▶ _Your instructions_: Count lines holding the word "students". Only the number is wanted.

## START Data for the task

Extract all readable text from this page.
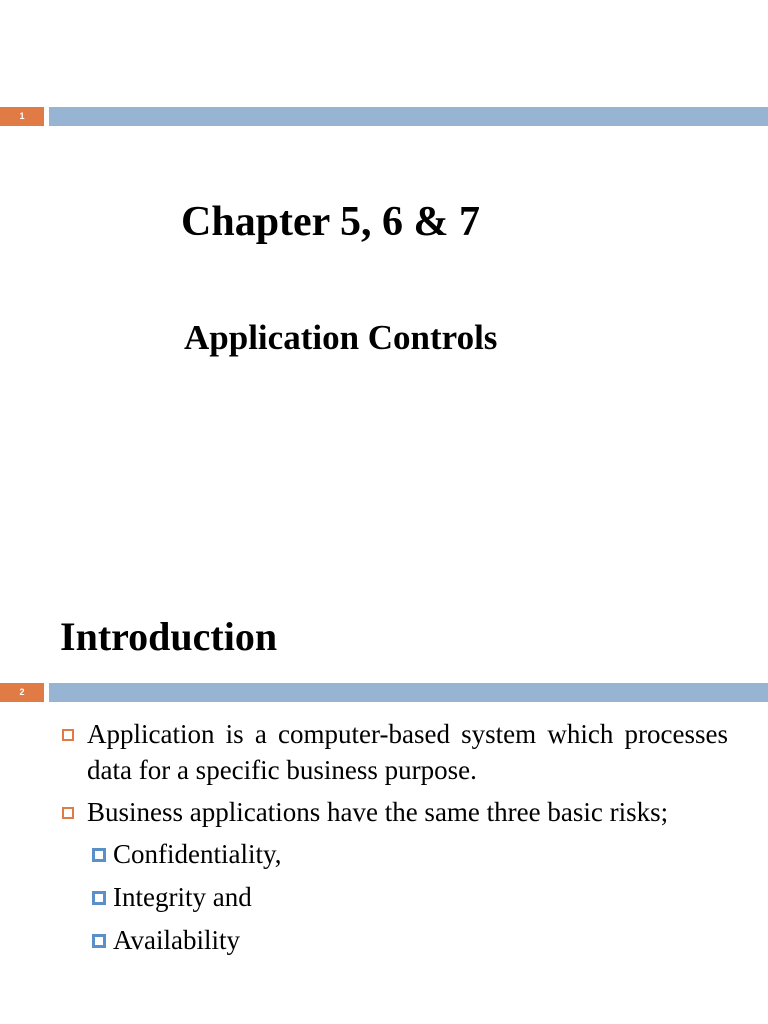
1
Chapter 5, 6 & 7
Application Controls
Introduction
2
Application is a computer-based system which processes data for a specific business purpose.
Business applications have the same three basic risks;
Confidentiality,
Integrity and
Availability
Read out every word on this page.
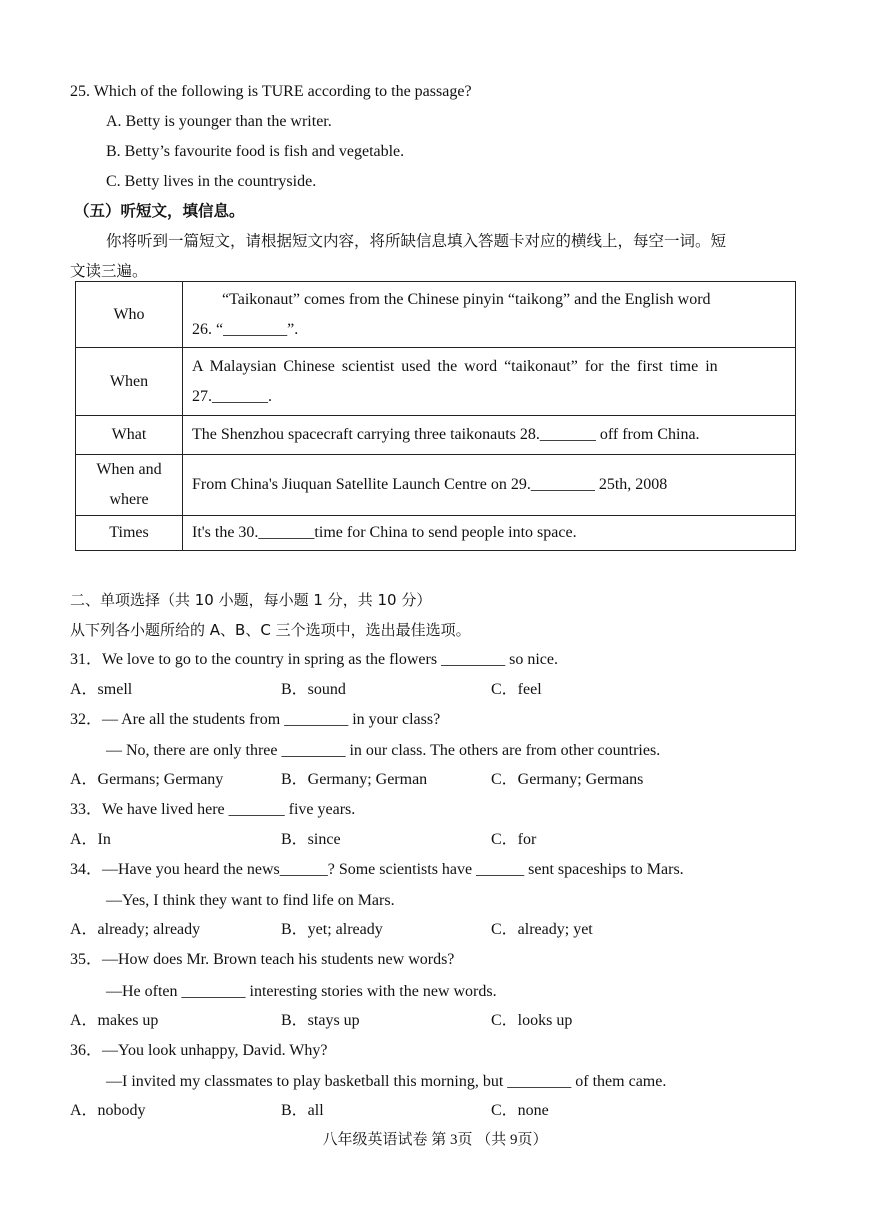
25. Which of the following is TURE according to the passage?
A. Betty is younger than the writer.
B. Betty’s favourite food is fish and vegetable.
C. Betty lives in the countryside.
（五）听短文，填信息。
你将听到一篇短文，请根据短文内容，将所缺信息填入答题卡对应的横线上，每空一词。短
文读三遍。
Who	“Taikonaut” comes from the Chinese pinyin “taikong” and the English word
26. “________”.

When	A Malaysian Chinese scientist used the word “taikonaut” for the first time in
27._______.

What	The Shenzhou spacecraft carrying three taikonauts 28._______ off from China.

When and
where	From China's Jiuquan Satellite Launch Centre on 29.________ 25th, 2008
Times	It's the 30._______time for China to send people into space.
二、单项选择（共 10 小题，每小题 1 分，共 10 分）
从下列各小题所给的 A、B、C 三个选项中，选出最佳选项。
31．We love to go to the country in spring as the flowers ________ so nice.
A．smell	B．sound	C．feel
32．— Are all the students from ________ in your class?
— No, there are only three ________ in our class. The others are from other countries.
A．Germans; Germany	B．Germany; German	C．Germany; Germans
33．We have lived here _______ five years.
A．In	B．since	C．for
34．—Have you heard the news______? Some scientists have ______ sent spaceships to Mars.
—Yes, I think they want to find life on Mars.
A．already; already	B．yet; already	C．already; yet
35．—How does Mr. Brown teach his students new words?
—He often ________ interesting stories with the new words.
A．makes up	B．stays up	C．looks up
36．—You look unhappy, David. Why?
—I invited my classmates to play basketball this morning, but ________ of them came.
A．nobody	B．all	C．none
八年级英语试卷 第 3页 （共 9页）
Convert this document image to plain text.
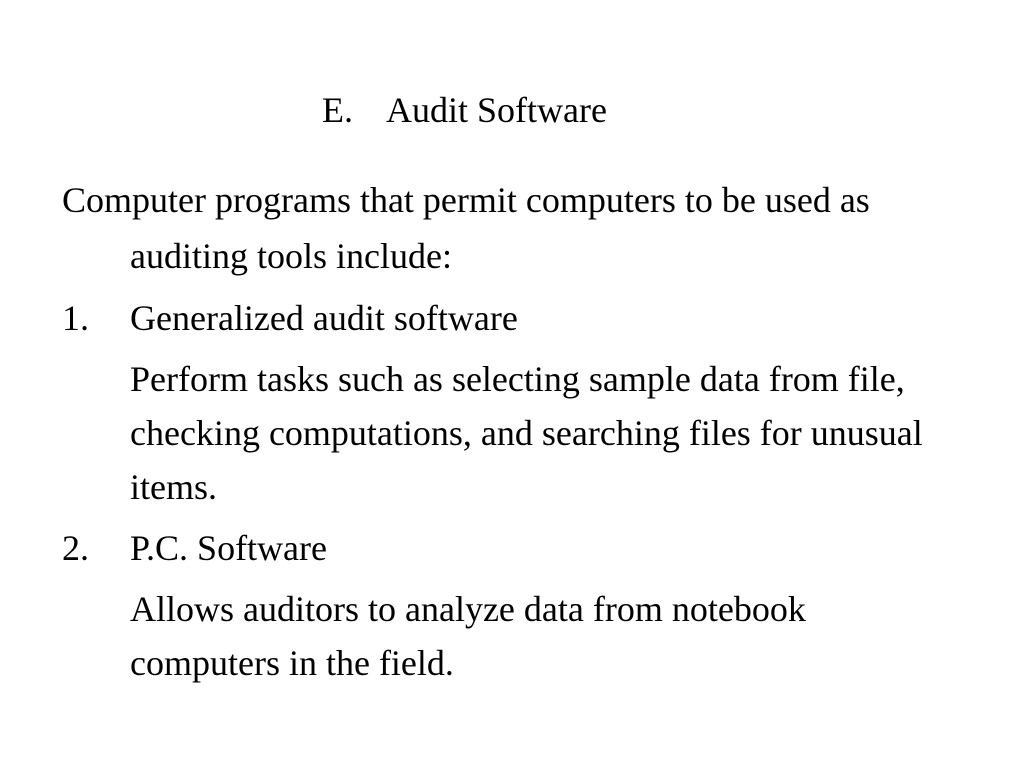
E. Audit Software

Computer programs that permit computers to be used as auditing tools include:

1. Generalized audit software

Perform tasks such as selecting sample data from file, checking computations, and searching files for unusual items.

2. P.C. Software

Allows auditors to analyze data from notebook computers in the field.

## END Data for the task

▶ _Full output_: 2